* _WHAT YOU SHOULD DO_
Set down each record below precisely, skipping the pictures.

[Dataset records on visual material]
▶

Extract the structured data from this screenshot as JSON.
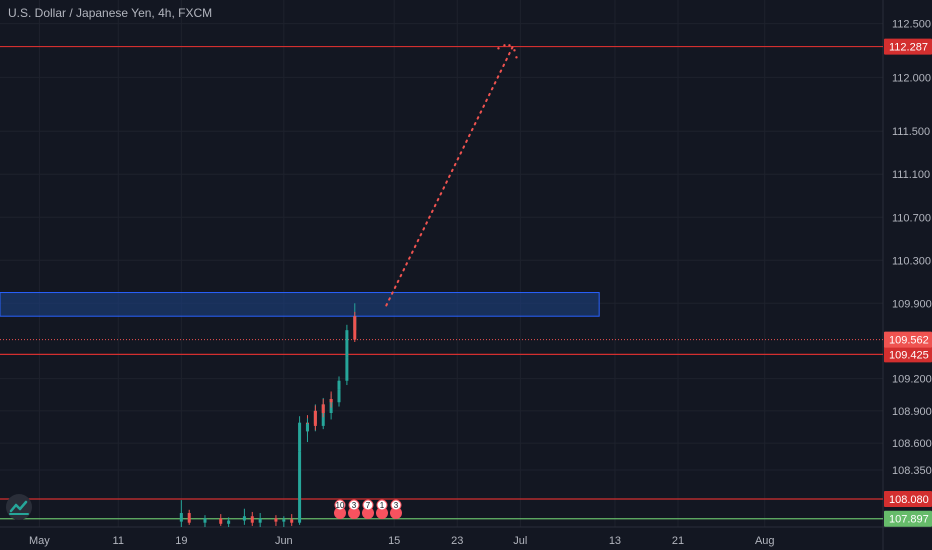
{
  "title": "U.S. Dollar / Japanese Yen, 4h, FXCM",
  "colors": {
    "background": "#131722",
    "grid": "#1e222d",
    "axis_text": "#b2b5be",
    "up": "#26a69a",
    "down": "#ef5350",
    "red_line": "#d32f2f",
    "green_line": "#66bb6a",
    "zone_fill": "#1c3d7a",
    "zone_border": "#2962ff",
    "projection": "#ef5350"
  },
  "icons": {
    "logo": "tradingview-logo-icon",
    "events": "event-marker-icon"
  },
  "chart_data": {
    "type": "candlestick",
    "x_axis": {
      "start": "2021-04-26",
      "end": "2021-08-16",
      "tick_labels": [
        {
          "date": "2021-05-01",
          "label": "May"
        },
        {
          "date": "2021-05-11",
          "label": "11"
        },
        {
          "date": "2021-05-19",
          "label": "19"
        },
        {
          "date": "2021-06-01",
          "label": "Jun"
        },
        {
          "date": "2021-06-15",
          "label": "15"
        },
        {
          "date": "2021-06-23",
          "label": "23"
        },
        {
          "date": "2021-07-01",
          "label": "Jul"
        },
        {
          "date": "2021-07-13",
          "label": "13"
        },
        {
          "date": "2021-07-21",
          "label": "21"
        },
        {
          "date": "2021-08-01",
          "label": "Aug"
        }
      ]
    },
    "y_axis": {
      "ylim": [
        107.82,
        112.72
      ],
      "ticks": [
        {
          "value": 112.5,
          "label": "112.500"
        },
        {
          "value": 112.0,
          "label": "112.000"
        },
        {
          "value": 111.5,
          "label": "111.500"
        },
        {
          "value": 111.1,
          "label": "111.100"
        },
        {
          "value": 110.7,
          "label": "110.700"
        },
        {
          "value": 110.3,
          "label": "110.300"
        },
        {
          "value": 109.9,
          "label": "109.900"
        },
        {
          "value": 109.2,
          "label": "109.200"
        },
        {
          "value": 108.9,
          "label": "108.900"
        },
        {
          "value": 108.6,
          "label": "108.600"
        },
        {
          "value": 108.35,
          "label": "108.350"
        }
      ]
    },
    "horizontal_lines": [
      {
        "price": 112.287,
        "label": "112.287",
        "color": "red"
      },
      {
        "price": 109.425,
        "label": "109.425",
        "color": "red"
      },
      {
        "price": 108.08,
        "label": "108.080",
        "color": "red"
      },
      {
        "price": 107.897,
        "label": "107.897",
        "color": "green"
      }
    ],
    "last_price": {
      "price": 109.562,
      "label": "109.562"
    },
    "zone": {
      "from": "2021-04-26",
      "to": "2021-07-11",
      "low": 109.78,
      "high": 110.0
    },
    "projection": {
      "from": {
        "date": "2021-06-14",
        "price": 109.88
      },
      "to": {
        "date": "2021-06-30",
        "price": 112.28
      }
    },
    "candles": [
      [
        "2021-05-19",
        107.87,
        108.07,
        107.82,
        107.95
      ],
      [
        "2021-05-20",
        107.95,
        107.98,
        107.84,
        107.86
      ],
      [
        "2021-05-22",
        107.86,
        107.93,
        107.82,
        107.9
      ],
      [
        "2021-05-24",
        107.9,
        107.94,
        107.83,
        107.85
      ],
      [
        "2021-05-25",
        107.85,
        107.91,
        107.82,
        107.88
      ],
      [
        "2021-05-27",
        107.88,
        107.99,
        107.84,
        107.92
      ],
      [
        "2021-05-28",
        107.92,
        107.96,
        107.83,
        107.86
      ],
      [
        "2021-05-29",
        107.86,
        107.95,
        107.82,
        107.9
      ],
      [
        "2021-05-31",
        107.9,
        107.93,
        107.83,
        107.87
      ],
      [
        "2021-06-01",
        107.87,
        107.92,
        107.82,
        107.89
      ],
      [
        "2021-06-02",
        107.89,
        107.94,
        107.83,
        107.86
      ],
      [
        "2021-06-03",
        107.86,
        108.58,
        107.84,
        108.52
      ],
      [
        "2021-06-03",
        108.52,
        108.85,
        108.48,
        108.79
      ],
      [
        "2021-06-04",
        108.79,
        108.86,
        108.66,
        108.71
      ],
      [
        "2021-06-04",
        108.71,
        108.83,
        108.61,
        108.78
      ],
      [
        "2021-06-05",
        108.78,
        108.96,
        108.71,
        108.9
      ],
      [
        "2021-06-05",
        108.9,
        108.95,
        108.72,
        108.76
      ],
      [
        "2021-06-06",
        108.76,
        109.02,
        108.73,
        108.96
      ],
      [
        "2021-06-06",
        108.96,
        109.01,
        108.84,
        108.88
      ],
      [
        "2021-06-07",
        108.88,
        109.06,
        108.82,
        109.01
      ],
      [
        "2021-06-07",
        109.01,
        109.08,
        108.93,
        108.98
      ],
      [
        "2021-06-08",
        108.98,
        109.14,
        108.94,
        109.1
      ],
      [
        "2021-06-08",
        109.1,
        109.22,
        109.05,
        109.18
      ],
      [
        "2021-06-09",
        109.18,
        109.44,
        109.14,
        109.4
      ],
      [
        "2021-06-09",
        109.4,
        109.7,
        109.37,
        109.65
      ],
      [
        "2021-06-10",
        109.65,
        109.9,
        109.6,
        109.78
      ],
      [
        "2021-06-10",
        109.78,
        109.82,
        109.54,
        109.562
      ]
    ],
    "event_markers": {
      "labels": [
        "10",
        "3",
        "7",
        "1",
        "3"
      ]
    }
  }
}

◀

* _THE COMPLETED TASK_
Extract the structured data from this screenshot as JSON.
{
  "title": "U.S. Dollar / Japanese Yen, 4h, FXCM",
  "colors": {
    "background": "#131722",
    "grid": "#1e222d",
    "axis_text": "#b2b5be",
    "up": "#26a69a",
    "down": "#ef5350",
    "red_line": "#d32f2f",
    "green_line": "#66bb6a",
    "zone_fill": "#1c3d7a",
    "zone_border": "#2962ff",
    "projection": "#ef5350"
  },
  "icons": {
    "logo": "tradingview-logo-icon",
    "events": "event-marker-icon"
  },
  "chart_data": {
    "type": "candlestick",
    "x_axis": {
      "start": "2021-04-26",
      "end": "2021-08-16",
      "tick_labels": [
        {
          "date": "2021-05-01",
          "label": "May"
        },
        {
          "date": "2021-05-11",
          "label": "11"
        },
        {
          "date": "2021-05-19",
          "label": "19"
        },
        {
          "date": "2021-06-01",
          "label": "Jun"
        },
        {
          "date": "2021-06-15",
          "label": "15"
        },
        {
          "date": "2021-06-23",
          "label": "23"
        },
        {
          "date": "2021-07-01",
          "label": "Jul"
        },
        {
          "date": "2021-07-13",
          "label": "13"
        },
        {
          "date": "2021-07-21",
          "label": "21"
        },
        {
          "date": "2021-08-01",
          "label": "Aug"
        }
      ]
    },
    "y_axis": {
      "ylim": [
        107.82,
        112.72
      ],
      "ticks": [
        {
          "value": 112.5,
          "label": "112.500"
        },
        {
          "value": 112.0,
          "label": "112.000"
        },
        {
          "value": 111.5,
          "label": "111.500"
        },
        {
          "value": 111.1,
          "label": "111.100"
        },
        {
          "value": 110.7,
          "label": "110.700"
        },
        {
          "value": 110.3,
          "label": "110.300"
        },
        {
          "value": 109.9,
          "label": "109.900"
        },
        {
          "value": 109.2,
          "label": "109.200"
        },
        {
          "value": 108.9,
          "label": "108.900"
        },
        {
          "value": 108.6,
          "label": "108.600"
        },
        {
          "value": 108.35,
          "label": "108.350"
        }
      ]
    },
    "horizontal_lines": [
      {
        "price": 112.287,
        "label": "112.287",
        "color": "red"
      },
      {
        "price": 109.425,
        "label": "109.425",
        "color": "red"
      },
      {
        "price": 108.08,
        "label": "108.080",
        "color": "red"
      },
      {
        "price": 107.897,
        "label": "107.897",
        "color": "green"
      }
    ],
    "last_price": {
      "price": 109.562,
      "label": "109.562"
    },
    "zone": {
      "from": "2021-04-26",
      "to": "2021-07-11",
      "low": 109.78,
      "high": 110.0
    },
    "projection": {
      "from": {
        "date": "2021-06-14",
        "price": 109.88
      },
      "to": {
        "date": "2021-06-30",
        "price": 112.28
      }
    },
    "candles": [
      [
        "2021-05-19",
        107.87,
        108.07,
        107.82,
        107.95
      ],
      [
        "2021-05-20",
        107.95,
        107.98,
        107.84,
        107.86
      ],
      [
        "2021-05-22",
        107.86,
        107.93,
        107.82,
        107.9
      ],
      [
        "2021-05-24",
        107.9,
        107.94,
        107.83,
        107.85
      ],
      [
        "2021-05-25",
        107.85,
        107.91,
        107.82,
        107.88
      ],
      [
        "2021-05-27",
        107.88,
        107.99,
        107.84,
        107.92
      ],
      [
        "2021-05-28",
        107.92,
        107.96,
        107.83,
        107.86
      ],
      [
        "2021-05-29",
        107.86,
        107.95,
        107.82,
        107.9
      ],
      [
        "2021-05-31",
        107.9,
        107.93,
        107.83,
        107.87
      ],
      [
        "2021-06-01",
        107.87,
        107.92,
        107.82,
        107.89
      ],
      [
        "2021-06-02",
        107.89,
        107.94,
        107.83,
        107.86
      ],
      [
        "2021-06-03",
        107.86,
        108.58,
        107.84,
        108.52
      ],
      [
        "2021-06-03",
        108.52,
        108.85,
        108.48,
        108.79
      ],
      [
        "2021-06-04",
        108.79,
        108.86,
        108.66,
        108.71
      ],
      [
        "2021-06-04",
        108.71,
        108.83,
        108.61,
        108.78
      ],
      [
        "2021-06-05",
        108.78,
        108.96,
        108.71,
        108.9
      ],
      [
        "2021-06-05",
        108.9,
        108.95,
        108.72,
        108.76
      ],
      [
        "2021-06-06",
        108.76,
        109.02,
        108.73,
        108.96
      ],
      [
        "2021-06-06",
        108.96,
        109.01,
        108.84,
        108.88
      ],
      [
        "2021-06-07",
        108.88,
        109.06,
        108.82,
        109.01
      ],
      [
        "2021-06-07",
        109.01,
        109.08,
        108.93,
        108.98
      ],
      [
        "2021-06-08",
        108.98,
        109.14,
        108.94,
        109.1
      ],
      [
        "2021-06-08",
        109.1,
        109.22,
        109.05,
        109.18
      ],
      [
        "2021-06-09",
        109.18,
        109.44,
        109.14,
        109.4
      ],
      [
        "2021-06-09",
        109.4,
        109.7,
        109.37,
        109.65
      ],
      [
        "2021-06-10",
        109.65,
        109.9,
        109.6,
        109.78
      ],
      [
        "2021-06-10",
        109.78,
        109.82,
        109.54,
        109.562
      ]
    ],
    "event_markers": {
      "labels": [
        "10",
        "3",
        "7",
        "1",
        "3"
      ]
    }
  }
}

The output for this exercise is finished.